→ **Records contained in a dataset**
···
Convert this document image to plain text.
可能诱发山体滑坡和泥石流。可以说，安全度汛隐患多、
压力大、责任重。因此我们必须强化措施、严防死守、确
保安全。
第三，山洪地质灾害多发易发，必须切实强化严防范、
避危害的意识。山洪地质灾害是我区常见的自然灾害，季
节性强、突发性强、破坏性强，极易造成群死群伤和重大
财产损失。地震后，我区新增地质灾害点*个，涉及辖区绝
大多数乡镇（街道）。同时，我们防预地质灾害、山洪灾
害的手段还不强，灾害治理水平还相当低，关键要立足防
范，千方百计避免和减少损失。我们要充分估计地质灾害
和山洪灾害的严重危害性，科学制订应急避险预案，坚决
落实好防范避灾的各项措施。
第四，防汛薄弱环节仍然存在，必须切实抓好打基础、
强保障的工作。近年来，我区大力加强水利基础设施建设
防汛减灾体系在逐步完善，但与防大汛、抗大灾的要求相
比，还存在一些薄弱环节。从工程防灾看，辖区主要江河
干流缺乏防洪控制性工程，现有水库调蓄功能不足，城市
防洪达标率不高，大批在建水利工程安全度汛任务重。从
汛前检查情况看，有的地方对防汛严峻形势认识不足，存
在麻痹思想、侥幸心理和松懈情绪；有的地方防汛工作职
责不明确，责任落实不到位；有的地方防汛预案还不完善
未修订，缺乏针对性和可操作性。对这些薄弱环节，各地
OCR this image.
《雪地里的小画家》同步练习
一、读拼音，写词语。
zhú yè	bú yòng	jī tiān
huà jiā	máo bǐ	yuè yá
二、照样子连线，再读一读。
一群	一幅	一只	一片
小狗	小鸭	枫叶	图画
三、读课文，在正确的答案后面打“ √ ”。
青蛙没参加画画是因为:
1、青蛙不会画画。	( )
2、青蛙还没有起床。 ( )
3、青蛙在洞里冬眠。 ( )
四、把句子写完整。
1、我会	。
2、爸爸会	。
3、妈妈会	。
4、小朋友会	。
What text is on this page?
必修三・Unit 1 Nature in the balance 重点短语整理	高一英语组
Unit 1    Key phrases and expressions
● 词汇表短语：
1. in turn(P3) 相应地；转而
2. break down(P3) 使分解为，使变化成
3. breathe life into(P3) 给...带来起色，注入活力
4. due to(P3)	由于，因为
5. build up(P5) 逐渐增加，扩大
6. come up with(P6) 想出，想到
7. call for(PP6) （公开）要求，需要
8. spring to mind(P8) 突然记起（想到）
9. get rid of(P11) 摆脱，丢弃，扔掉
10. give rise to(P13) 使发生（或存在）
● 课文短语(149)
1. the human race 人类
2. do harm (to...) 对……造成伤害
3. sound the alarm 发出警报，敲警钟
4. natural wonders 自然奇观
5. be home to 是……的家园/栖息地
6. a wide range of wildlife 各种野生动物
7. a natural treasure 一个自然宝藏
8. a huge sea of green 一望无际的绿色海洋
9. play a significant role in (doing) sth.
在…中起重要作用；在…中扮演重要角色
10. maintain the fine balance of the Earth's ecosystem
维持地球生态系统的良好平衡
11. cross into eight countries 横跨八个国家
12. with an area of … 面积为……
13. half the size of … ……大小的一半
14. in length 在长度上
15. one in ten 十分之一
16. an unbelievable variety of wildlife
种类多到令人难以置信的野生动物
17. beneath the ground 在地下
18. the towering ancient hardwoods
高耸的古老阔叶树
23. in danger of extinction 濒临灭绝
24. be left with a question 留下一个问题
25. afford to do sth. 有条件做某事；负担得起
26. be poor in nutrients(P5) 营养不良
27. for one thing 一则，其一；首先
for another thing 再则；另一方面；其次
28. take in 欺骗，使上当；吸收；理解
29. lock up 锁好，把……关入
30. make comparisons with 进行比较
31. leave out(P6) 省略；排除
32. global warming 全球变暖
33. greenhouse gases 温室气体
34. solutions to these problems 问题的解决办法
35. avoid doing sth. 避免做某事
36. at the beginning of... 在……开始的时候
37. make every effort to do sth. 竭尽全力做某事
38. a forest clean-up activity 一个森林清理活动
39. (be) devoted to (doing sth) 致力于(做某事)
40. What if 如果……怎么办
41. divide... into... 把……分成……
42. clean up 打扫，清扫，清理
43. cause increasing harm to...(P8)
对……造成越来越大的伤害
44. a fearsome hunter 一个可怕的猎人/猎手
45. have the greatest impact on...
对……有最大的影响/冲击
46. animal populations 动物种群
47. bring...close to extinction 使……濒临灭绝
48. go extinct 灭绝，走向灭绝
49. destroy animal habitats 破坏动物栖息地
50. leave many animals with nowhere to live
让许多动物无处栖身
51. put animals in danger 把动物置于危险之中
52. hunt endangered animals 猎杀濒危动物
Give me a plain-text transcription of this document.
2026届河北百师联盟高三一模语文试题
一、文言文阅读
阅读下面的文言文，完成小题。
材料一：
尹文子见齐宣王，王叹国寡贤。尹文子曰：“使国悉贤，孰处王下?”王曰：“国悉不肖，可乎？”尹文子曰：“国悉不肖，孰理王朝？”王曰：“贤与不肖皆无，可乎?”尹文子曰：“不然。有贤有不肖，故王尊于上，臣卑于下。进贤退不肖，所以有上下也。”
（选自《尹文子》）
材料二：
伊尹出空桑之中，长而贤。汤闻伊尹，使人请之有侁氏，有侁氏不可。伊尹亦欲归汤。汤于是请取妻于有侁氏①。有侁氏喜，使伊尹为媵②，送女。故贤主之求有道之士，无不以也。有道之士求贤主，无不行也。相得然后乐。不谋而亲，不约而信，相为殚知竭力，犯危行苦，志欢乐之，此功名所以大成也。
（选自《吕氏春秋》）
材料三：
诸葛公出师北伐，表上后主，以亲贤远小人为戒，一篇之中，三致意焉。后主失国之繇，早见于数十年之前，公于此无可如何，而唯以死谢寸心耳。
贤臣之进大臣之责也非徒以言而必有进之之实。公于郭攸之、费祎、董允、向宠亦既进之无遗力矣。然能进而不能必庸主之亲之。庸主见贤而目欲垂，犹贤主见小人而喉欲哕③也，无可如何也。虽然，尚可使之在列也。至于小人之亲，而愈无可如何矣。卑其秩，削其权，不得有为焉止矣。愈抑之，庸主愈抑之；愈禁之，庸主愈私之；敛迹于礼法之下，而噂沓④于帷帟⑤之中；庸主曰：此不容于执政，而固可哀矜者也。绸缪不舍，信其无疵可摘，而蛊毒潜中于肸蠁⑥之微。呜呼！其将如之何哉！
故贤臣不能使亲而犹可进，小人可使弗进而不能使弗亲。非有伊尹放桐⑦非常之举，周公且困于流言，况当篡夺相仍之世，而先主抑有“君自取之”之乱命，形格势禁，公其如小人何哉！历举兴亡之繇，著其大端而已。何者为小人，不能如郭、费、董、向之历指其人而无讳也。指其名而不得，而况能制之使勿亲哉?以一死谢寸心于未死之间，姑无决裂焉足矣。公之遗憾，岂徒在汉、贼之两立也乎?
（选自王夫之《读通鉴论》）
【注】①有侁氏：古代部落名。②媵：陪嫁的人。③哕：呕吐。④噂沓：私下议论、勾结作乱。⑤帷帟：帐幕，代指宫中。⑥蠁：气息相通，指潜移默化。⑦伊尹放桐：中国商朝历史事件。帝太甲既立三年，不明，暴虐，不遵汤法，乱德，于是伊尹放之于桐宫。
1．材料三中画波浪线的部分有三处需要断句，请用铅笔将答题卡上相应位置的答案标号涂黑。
···
→ **TASK STATEMENT**
Repeat every entry exactly, please.

→ **SOLUTION TO THIS EXERCISE**
Convert this document image to plain text.
可能诱发山体滑坡和泥石流。可以说，安全度汛隐患多、
压力大、责任重。因此我们必须强化措施、严防死守、确
保安全。
第三，山洪地质灾害多发易发，必须切实强化严防范、
避危害的意识。山洪地质灾害是我区常见的自然灾害，季
节性强、突发性强、破坏性强，极易造成群死群伤和重大
财产损失。地震后，我区新增地质灾害点*个，涉及辖区绝
大多数乡镇（街道）。同时，我们防预地质灾害、山洪灾
害的手段还不强，灾害治理水平还相当低，关键要立足防
范，千方百计避免和减少损失。我们要充分估计地质灾害
和山洪灾害的严重危害性，科学制订应急避险预案，坚决
落实好防范避灾的各项措施。
第四，防汛薄弱环节仍然存在，必须切实抓好打基础、
强保障的工作。近年来，我区大力加强水利基础设施建设
防汛减灾体系在逐步完善，但与防大汛、抗大灾的要求相
比，还存在一些薄弱环节。从工程防灾看，辖区主要江河
干流缺乏防洪控制性工程，现有水库调蓄功能不足，城市
防洪达标率不高，大批在建水利工程安全度汛任务重。从
汛前检查情况看，有的地方对防汛严峻形势认识不足，存
在麻痹思想、侥幸心理和松懈情绪；有的地方防汛工作职
责不明确，责任落实不到位；有的地方防汛预案还不完善
未修订，缺乏针对性和可操作性。对这些薄弱环节，各地
OCR this image.
《雪地里的小画家》同步练习
一、读拼音，写词语。
zhú yè	bú yòng	jī tiān
huà jiā	máo bǐ	yuè yá
二、照样子连线，再读一读。
一群	一幅	一只	一片
小狗	小鸭	枫叶	图画
三、读课文，在正确的答案后面打“ √ ”。
青蛙没参加画画是因为:
1、青蛙不会画画。	( )
2、青蛙还没有起床。 ( )
3、青蛙在洞里冬眠。 ( )
四、把句子写完整。
1、我会	。
2、爸爸会	。
3、妈妈会	。
4、小朋友会	。
What text is on this page?
必修三・Unit 1 Nature in the balance 重点短语整理	高一英语组
Unit 1    Key phrases and expressions
● 词汇表短语：
1. in turn(P3) 相应地；转而
2. break down(P3) 使分解为，使变化成
3. breathe life into(P3) 给...带来起色，注入活力
4. due to(P3)	由于，因为
5. build up(P5) 逐渐增加，扩大
6. come up with(P6) 想出，想到
7. call for(PP6) （公开）要求，需要
8. spring to mind(P8) 突然记起（想到）
9. get rid of(P11) 摆脱，丢弃，扔掉
10. give rise to(P13) 使发生（或存在）
● 课文短语(149)
1. the human race 人类
2. do harm (to...) 对……造成伤害
3. sound the alarm 发出警报，敲警钟
4. natural wonders 自然奇观
5. be home to 是……的家园/栖息地
6. a wide range of wildlife 各种野生动物
7. a natural treasure 一个自然宝藏
8. a huge sea of green 一望无际的绿色海洋
9. play a significant role in (doing) sth.
在…中起重要作用；在…中扮演重要角色
10. maintain the fine balance of the Earth's ecosystem
维持地球生态系统的良好平衡
11. cross into eight countries 横跨八个国家
12. with an area of … 面积为……
13. half the size of … ……大小的一半
14. in length 在长度上
15. one in ten 十分之一
16. an unbelievable variety of wildlife
种类多到令人难以置信的野生动物
17. beneath the ground 在地下
18. the towering ancient hardwoods
高耸的古老阔叶树
23. in danger of extinction 濒临灭绝
24. be left with a question 留下一个问题
25. afford to do sth. 有条件做某事；负担得起
26. be poor in nutrients(P5) 营养不良
27. for one thing 一则，其一；首先
for another thing 再则；另一方面；其次
28. take in 欺骗，使上当；吸收；理解
29. lock up 锁好，把……关入
30. make comparisons with 进行比较
31. leave out(P6) 省略；排除
32. global warming 全球变暖
33. greenhouse gases 温室气体
34. solutions to these problems 问题的解决办法
35. avoid doing sth. 避免做某事
36. at the beginning of... 在……开始的时候
37. make every effort to do sth. 竭尽全力做某事
38. a forest clean-up activity 一个森林清理活动
39. (be) devoted to (doing sth) 致力于(做某事)
40. What if 如果……怎么办
41. divide... into... 把……分成……
42. clean up 打扫，清扫，清理
43. cause increasing harm to...(P8)
对……造成越来越大的伤害
44. a fearsome hunter 一个可怕的猎人/猎手
45. have the greatest impact on...
对……有最大的影响/冲击
46. animal populations 动物种群
47. bring...close to extinction 使……濒临灭绝
48. go extinct 灭绝，走向灭绝
49. destroy animal habitats 破坏动物栖息地
50. leave many animals with nowhere to live
让许多动物无处栖身
51. put animals in danger 把动物置于危险之中
52. hunt endangered animals 猎杀濒危动物
Give me a plain-text transcription of this document.
2026届河北百师联盟高三一模语文试题
一、文言文阅读
阅读下面的文言文，完成小题。
材料一：
尹文子见齐宣王，王叹国寡贤。尹文子曰：“使国悉贤，孰处王下?”王曰：“国悉不肖，可乎？”尹文子曰：“国悉不肖，孰理王朝？”王曰：“贤与不肖皆无，可乎?”尹文子曰：“不然。有贤有不肖，故王尊于上，臣卑于下。进贤退不肖，所以有上下也。”
（选自《尹文子》）
材料二：
伊尹出空桑之中，长而贤。汤闻伊尹，使人请之有侁氏，有侁氏不可。伊尹亦欲归汤。汤于是请取妻于有侁氏①。有侁氏喜，使伊尹为媵②，送女。故贤主之求有道之士，无不以也。有道之士求贤主，无不行也。相得然后乐。不谋而亲，不约而信，相为殚知竭力，犯危行苦，志欢乐之，此功名所以大成也。
（选自《吕氏春秋》）
材料三：
诸葛公出师北伐，表上后主，以亲贤远小人为戒，一篇之中，三致意焉。后主失国之繇，早见于数十年之前，公于此无可如何，而唯以死谢寸心耳。
贤臣之进大臣之责也非徒以言而必有进之之实。公于郭攸之、费祎、董允、向宠亦既进之无遗力矣。然能进而不能必庸主之亲之。庸主见贤而目欲垂，犹贤主见小人而喉欲哕③也，无可如何也。虽然，尚可使之在列也。至于小人之亲，而愈无可如何矣。卑其秩，削其权，不得有为焉止矣。愈抑之，庸主愈抑之；愈禁之，庸主愈私之；敛迹于礼法之下，而噂沓④于帷帟⑤之中；庸主曰：此不容于执政，而固可哀矜者也。绸缪不舍，信其无疵可摘，而蛊毒潜中于肸蠁⑥之微。呜呼！其将如之何哉！
故贤臣不能使亲而犹可进，小人可使弗进而不能使弗亲。非有伊尹放桐⑦非常之举，周公且困于流言，况当篡夺相仍之世，而先主抑有“君自取之”之乱命，形格势禁，公其如小人何哉！历举兴亡之繇，著其大端而已。何者为小人，不能如郭、费、董、向之历指其人而无讳也。指其名而不得，而况能制之使勿亲哉?以一死谢寸心于未死之间，姑无决裂焉足矣。公之遗憾，岂徒在汉、贼之两立也乎?
（选自王夫之《读通鉴论》）
【注】①有侁氏：古代部落名。②媵：陪嫁的人。③哕：呕吐。④噂沓：私下议论、勾结作乱。⑤帷帟：帐幕，代指宫中。⑥蠁：气息相通，指潜移默化。⑦伊尹放桐：中国商朝历史事件。帝太甲既立三年，不明，暴虐，不遵汤法，乱德，于是伊尹放之于桐宫。
1．材料三中画波浪线的部分有三处需要断句，请用铅笔将答题卡上相应位置的答案标号涂黑。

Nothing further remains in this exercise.